═══ GIVEN RECORDS

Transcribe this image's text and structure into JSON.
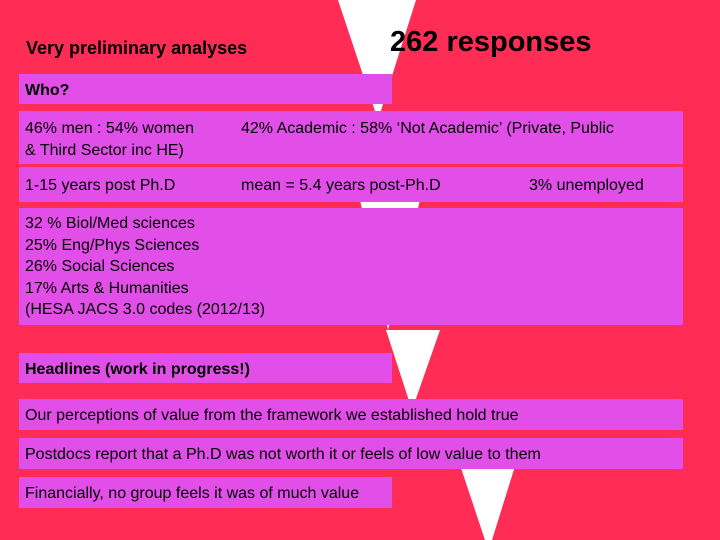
{
  "slide": {
    "title_left": "Very preliminary analyses",
    "title_right": "262 responses",
    "who_heading": "Who?",
    "gender_line1": "46% men : 54% women",
    "gender_line2": "& Third Sector inc HE)",
    "academic": "42% Academic : 58% ‘Not Academic’ (Private, Public",
    "years": "1-15 years post Ph.D",
    "mean": "mean = 5.4 years post-Ph.D",
    "unemployed": "3% unemployed",
    "fields": [
      "32 % Biol/Med sciences",
      "25% Eng/Phys Sciences",
      "26% Social Sciences",
      "17% Arts & Humanities",
      "(HESA JACS 3.0 codes (2012/13)"
    ],
    "headlines_heading": "Headlines (work in progress!)",
    "headlines": [
      "Our perceptions of value from the framework we established hold true",
      "Postdocs report that a Ph.D was not worth it or feels of low value to them",
      "Financially, no group feels it was of much value"
    ]
  },
  "colors": {
    "background": "#ff2d55",
    "box": "#e14fe8",
    "triangle": "#ffffff"
  }
}
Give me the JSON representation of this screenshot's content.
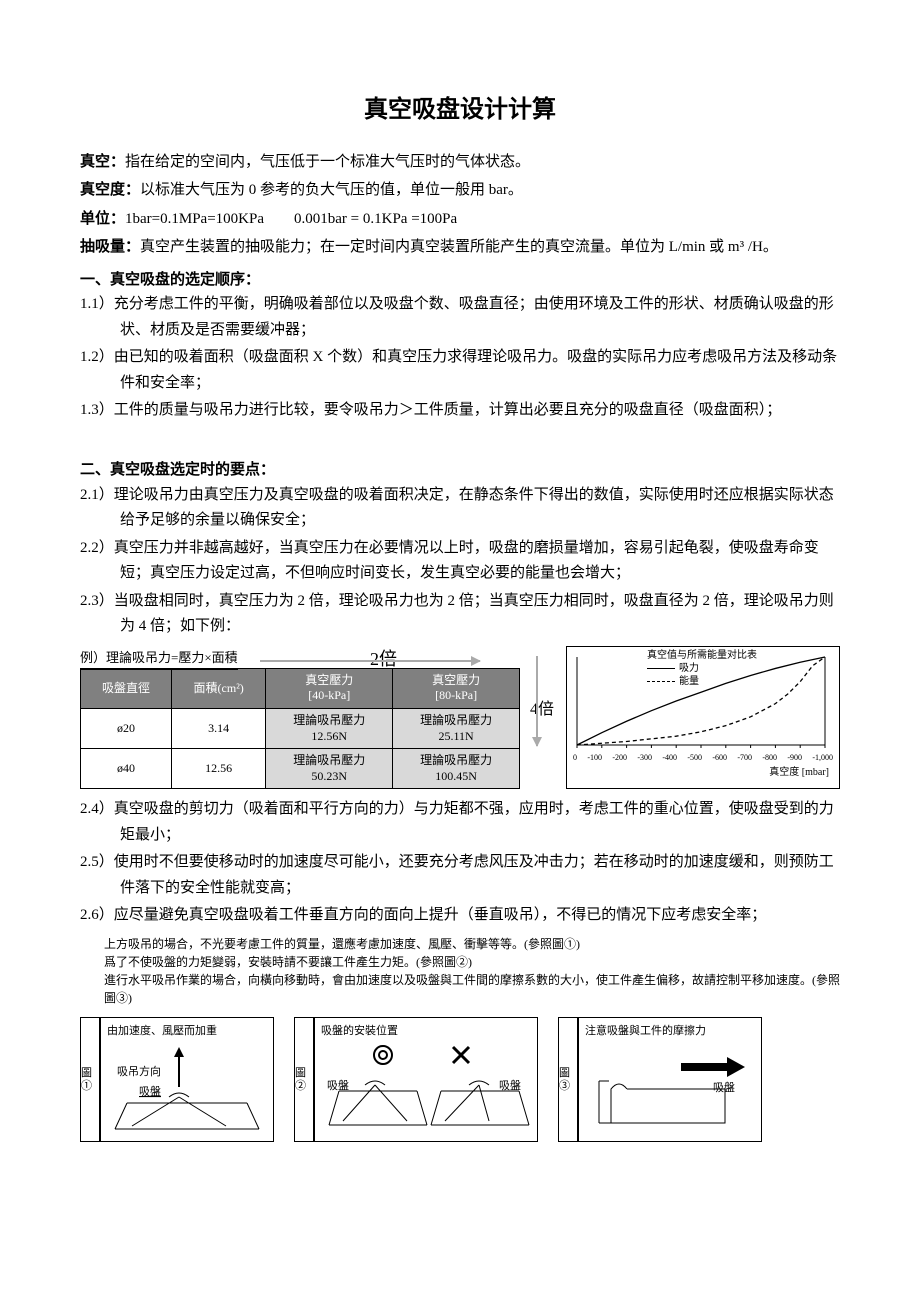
{
  "title": "真空吸盘设计计算",
  "defs": {
    "vacuum_label": "真空：",
    "vacuum_text": "指在给定的空间内，气压低于一个标准大气压时的气体状态。",
    "degree_label": "真空度：",
    "degree_text": "以标准大气压为 0 参考的负大气压的值，单位一般用 bar。",
    "unit_label": "单位：",
    "unit_text": "1bar=0.1MPa=100KPa  0.001bar = 0.1KPa =100Pa",
    "pump_label": "抽吸量：",
    "pump_text": "真空产生装置的抽吸能力；在一定时间内真空装置所能产生的真空流量。单位为 L/min 或 m³ /H。"
  },
  "sec1": {
    "heading": "一、真空吸盘的选定顺序：",
    "p11": "1.1）充分考虑工件的平衡，明确吸着部位以及吸盘个数、吸盘直径；由使用环境及工件的形状、材质确认吸盘的形状、材质及是否需要缓冲器；",
    "p12": "1.2）由已知的吸着面积（吸盘面积 X 个数）和真空压力求得理论吸吊力。吸盘的实际吊力应考虑吸吊方法及移动条件和安全率；",
    "p13": "1.3）工件的质量与吸吊力进行比较，要令吸吊力＞工件质量，计算出必要且充分的吸盘直径（吸盘面积）；"
  },
  "sec2": {
    "heading": "二、真空吸盘选定时的要点：",
    "p21": "2.1）理论吸吊力由真空压力及真空吸盘的吸着面积决定，在静态条件下得出的数值，实际使用时还应根据实际状态给予足够的余量以确保安全；",
    "p22": "2.2）真空压力并非越高越好，当真空压力在必要情况以上时，吸盘的磨损量增加，容易引起龟裂，使吸盘寿命变短；真空压力设定过高，不但响应时间变长，发生真空必要的能量也会增大；",
    "p23": "2.3）当吸盘相同时，真空压力为 2 倍，理论吸吊力也为 2 倍；当真空压力相同时，吸盘直径为 2 倍，理论吸吊力则为 4 倍；如下例：",
    "p24": "2.4）真空吸盘的剪切力（吸着面和平行方向的力）与力矩都不强，应用时，考虑工件的重心位置，使吸盘受到的力矩最小；",
    "p25": "2.5）使用时不但要使移动时的加速度尽可能小，还要充分考虑风压及冲击力；若在移动时的加速度缓和，则预防工件落下的安全性能就变高；",
    "p26": "2.6）应尽量避免真空吸盘吸着工件垂直方向的面向上提升（垂直吸吊），不得已的情况下应考虑安全率；"
  },
  "table": {
    "title": "例）理論吸吊力=壓力×面積",
    "two_label": "2倍",
    "four_label": "4倍",
    "headers": [
      "吸盤直徑",
      "面積(cm²)",
      "真空壓力\n[40-kPa]",
      "真空壓力\n[80-kPa]"
    ],
    "rows": [
      {
        "dia": "ø20",
        "area": "3.14",
        "f40": "理論吸吊壓力\n12.56N",
        "f80": "理論吸吊壓力\n25.11N"
      },
      {
        "dia": "ø40",
        "area": "12.56",
        "f40": "理論吸吊壓力\n50.23N",
        "f80": "理論吸吊壓力\n100.45N"
      }
    ]
  },
  "chart": {
    "title": "真空值与所需能量对比表",
    "legend_solid": "吸力",
    "legend_dash": "能量",
    "xlabel": "真空度 [mbar]",
    "xticks": [
      "0",
      "-100",
      "-200",
      "-300",
      "-400",
      "-500",
      "-600",
      "-700",
      "-800",
      "-900",
      "-1,000"
    ],
    "series_solid": {
      "color": "#000",
      "width": 1.2,
      "points": [
        [
          0,
          0
        ],
        [
          100,
          14
        ],
        [
          200,
          27
        ],
        [
          300,
          39
        ],
        [
          400,
          50
        ],
        [
          500,
          60
        ],
        [
          600,
          70
        ],
        [
          700,
          79
        ],
        [
          800,
          87
        ],
        [
          900,
          94
        ],
        [
          1000,
          100
        ]
      ]
    },
    "series_dash": {
      "color": "#000",
      "width": 1.2,
      "dash": "4,3",
      "points": [
        [
          0,
          0
        ],
        [
          200,
          4
        ],
        [
          400,
          10
        ],
        [
          500,
          15
        ],
        [
          600,
          22
        ],
        [
          700,
          32
        ],
        [
          800,
          47
        ],
        [
          850,
          58
        ],
        [
          900,
          72
        ],
        [
          950,
          90
        ],
        [
          1000,
          100
        ]
      ]
    },
    "ymax": 100
  },
  "notes": {
    "n1": "上方吸吊的場合，不光要考慮工件的質量，還應考慮加速度、風壓、衝擊等等。(參照圖①)",
    "n2": "爲了不使吸盤的力矩變弱，安裝時請不要讓工件產生力矩。(參照圖②)",
    "n3": "進行水平吸吊作業的場合，向橫向移動時，會由加速度以及吸盤與工件間的摩擦系數的大小，使工件產生偏移，故請控制平移加速度。(參照圖③)"
  },
  "diagrams": {
    "d1": {
      "label": "圖①",
      "title": "由加速度、風壓而加重",
      "dir": "吸吊方向",
      "pad": "吸盤"
    },
    "d2": {
      "label": "圖②",
      "title": "吸盤的安裝位置",
      "padL": "吸盤",
      "padR": "吸盤"
    },
    "d3": {
      "label": "圖③",
      "title": "注意吸盤與工件的摩擦力",
      "pad": "吸盤"
    }
  }
}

══════

JOB: Retype all the records shown above, character for character. Omit every picture.

REPLY:
Transcribe this image's text and structure into JSON.
{
  "slide": {
    "title_left": "Very preliminary analyses",
    "title_right": "262 responses",
    "who_heading": "Who?",
    "gender_line1": "46% men : 54% women",
    "gender_line2": "& Third Sector inc HE)",
    "academic": "42% Academic : 58% ‘Not Academic’ (Private, Public",
    "years": "1-15 years post Ph.D",
    "mean": "mean = 5.4 years post-Ph.D",
    "unemployed": "3% unemployed",
    "fields": [
      "32 % Biol/Med sciences",
      "25% Eng/Phys Sciences",
      "26% Social Sciences",
      "17% Arts & Humanities",
      "(HESA JACS 3.0 codes (2012/13)"
    ],
    "headlines_heading": "Headlines (work in progress!)",
    "headlines": [
      "Our perceptions of value from the framework we established hold true",
      "Postdocs report that a Ph.D was not worth it or feels of low value to them",
      "Financially, no group feels it was of much value"
    ]
  },
  "colors": {
    "background": "#ff2d55",
    "box": "#e14fe8",
    "triangle": "#ffffff"
  }
}
Give me the JSON representation of this screenshot's content.
{
  "title": "真空吸盘设计计算",
  "defs": {
    "vacuum_label": "真空：",
    "vacuum_text": "指在给定的空间内，气压低于一个标准大气压时的气体状态。",
    "degree_label": "真空度：",
    "degree_text": "以标准大气压为 0 参考的负大气压的值，单位一般用 bar。",
    "unit_label": "单位：",
    "unit_text": "1bar=0.1MPa=100KPa  0.001bar = 0.1KPa =100Pa",
    "pump_label": "抽吸量：",
    "pump_text": "真空产生装置的抽吸能力；在一定时间内真空装置所能产生的真空流量。单位为 L/min 或 m³ /H。"
  },
  "sec1": {
    "heading": "一、真空吸盘的选定顺序：",
    "p11": "1.1）充分考虑工件的平衡，明确吸着部位以及吸盘个数、吸盘直径；由使用环境及工件的形状、材质确认吸盘的形状、材质及是否需要缓冲器；",
    "p12": "1.2）由已知的吸着面积（吸盘面积 X 个数）和真空压力求得理论吸吊力。吸盘的实际吊力应考虑吸吊方法及移动条件和安全率；",
    "p13": "1.3）工件的质量与吸吊力进行比较，要令吸吊力＞工件质量，计算出必要且充分的吸盘直径（吸盘面积）；"
  },
  "sec2": {
    "heading": "二、真空吸盘选定时的要点：",
    "p21": "2.1）理论吸吊力由真空压力及真空吸盘的吸着面积决定，在静态条件下得出的数值，实际使用时还应根据实际状态给予足够的余量以确保安全；",
    "p22": "2.2）真空压力并非越高越好，当真空压力在必要情况以上时，吸盘的磨损量增加，容易引起龟裂，使吸盘寿命变短；真空压力设定过高，不但响应时间变长，发生真空必要的能量也会增大；",
    "p23": "2.3）当吸盘相同时，真空压力为 2 倍，理论吸吊力也为 2 倍；当真空压力相同时，吸盘直径为 2 倍，理论吸吊力则为 4 倍；如下例：",
    "p24": "2.4）真空吸盘的剪切力（吸着面和平行方向的力）与力矩都不强，应用时，考虑工件的重心位置，使吸盘受到的力矩最小；",
    "p25": "2.5）使用时不但要使移动时的加速度尽可能小，还要充分考虑风压及冲击力；若在移动时的加速度缓和，则预防工件落下的安全性能就变高；",
    "p26": "2.6）应尽量避免真空吸盘吸着工件垂直方向的面向上提升（垂直吸吊），不得已的情况下应考虑安全率；"
  },
  "table": {
    "title": "例）理論吸吊力=壓力×面積",
    "two_label": "2倍",
    "four_label": "4倍",
    "headers": [
      "吸盤直徑",
      "面積(cm²)",
      "真空壓力\n[40-kPa]",
      "真空壓力\n[80-kPa]"
    ],
    "rows": [
      {
        "dia": "ø20",
        "area": "3.14",
        "f40": "理論吸吊壓力\n12.56N",
        "f80": "理論吸吊壓力\n25.11N"
      },
      {
        "dia": "ø40",
        "area": "12.56",
        "f40": "理論吸吊壓力\n50.23N",
        "f80": "理論吸吊壓力\n100.45N"
      }
    ]
  },
  "chart": {
    "title": "真空值与所需能量对比表",
    "legend_solid": "吸力",
    "legend_dash": "能量",
    "xlabel": "真空度 [mbar]",
    "xticks": [
      "0",
      "-100",
      "-200",
      "-300",
      "-400",
      "-500",
      "-600",
      "-700",
      "-800",
      "-900",
      "-1,000"
    ],
    "series_solid": {
      "color": "#000",
      "width": 1.2,
      "points": [
        [
          0,
          0
        ],
        [
          100,
          14
        ],
        [
          200,
          27
        ],
        [
          300,
          39
        ],
        [
          400,
          50
        ],
        [
          500,
          60
        ],
        [
          600,
          70
        ],
        [
          700,
          79
        ],
        [
          800,
          87
        ],
        [
          900,
          94
        ],
        [
          1000,
          100
        ]
      ]
    },
    "series_dash": {
      "color": "#000",
      "width": 1.2,
      "dash": "4,3",
      "points": [
        [
          0,
          0
        ],
        [
          200,
          4
        ],
        [
          400,
          10
        ],
        [
          500,
          15
        ],
        [
          600,
          22
        ],
        [
          700,
          32
        ],
        [
          800,
          47
        ],
        [
          850,
          58
        ],
        [
          900,
          72
        ],
        [
          950,
          90
        ],
        [
          1000,
          100
        ]
      ]
    },
    "ymax": 100
  },
  "notes": {
    "n1": "上方吸吊的場合，不光要考慮工件的質量，還應考慮加速度、風壓、衝擊等等。(參照圖①)",
    "n2": "爲了不使吸盤的力矩變弱，安裝時請不要讓工件產生力矩。(參照圖②)",
    "n3": "進行水平吸吊作業的場合，向橫向移動時，會由加速度以及吸盤與工件間的摩擦系數的大小，使工件產生偏移，故請控制平移加速度。(參照圖③)"
  },
  "diagrams": {
    "d1": {
      "label": "圖①",
      "title": "由加速度、風壓而加重",
      "dir": "吸吊方向",
      "pad": "吸盤"
    },
    "d2": {
      "label": "圖②",
      "title": "吸盤的安裝位置",
      "padL": "吸盤",
      "padR": "吸盤"
    },
    "d3": {
      "label": "圖③",
      "title": "注意吸盤與工件的摩擦力",
      "pad": "吸盤"
    }
  }
}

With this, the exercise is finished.